DATA FOR PROCESSING
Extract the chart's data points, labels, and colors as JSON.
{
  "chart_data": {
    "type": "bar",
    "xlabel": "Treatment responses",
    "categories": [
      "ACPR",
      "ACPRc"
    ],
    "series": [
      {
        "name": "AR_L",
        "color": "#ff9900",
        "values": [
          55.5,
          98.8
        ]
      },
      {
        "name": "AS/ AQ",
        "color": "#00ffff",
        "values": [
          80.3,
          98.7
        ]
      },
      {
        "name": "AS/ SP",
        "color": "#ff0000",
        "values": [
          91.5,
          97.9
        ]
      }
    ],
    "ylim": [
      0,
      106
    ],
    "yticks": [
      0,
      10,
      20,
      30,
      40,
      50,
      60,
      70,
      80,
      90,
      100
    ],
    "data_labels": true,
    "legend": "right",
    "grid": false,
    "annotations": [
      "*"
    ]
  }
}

DIRECTIONS FOR THIS TASK
Please set down each line of the records exactly as given.

RESULT OF THE EXERCISE
Extract the chart's data points, labels, and colors as JSON.
{
  "chart_data": {
    "type": "bar",
    "xlabel": "Treatment responses",
    "categories": [
      "ACPR",
      "ACPRc"
    ],
    "series": [
      {
        "name": "AR_L",
        "color": "#ff9900",
        "values": [
          55.5,
          98.8
        ]
      },
      {
        "name": "AS/ AQ",
        "color": "#00ffff",
        "values": [
          80.3,
          98.7
        ]
      },
      {
        "name": "AS/ SP",
        "color": "#ff0000",
        "values": [
          91.5,
          97.9
        ]
      }
    ],
    "ylim": [
      0,
      106
    ],
    "yticks": [
      0,
      10,
      20,
      30,
      40,
      50,
      60,
      70,
      80,
      90,
      100
    ],
    "data_labels": true,
    "legend": "right",
    "grid": false,
    "annotations": [
      "*"
    ]
  }
}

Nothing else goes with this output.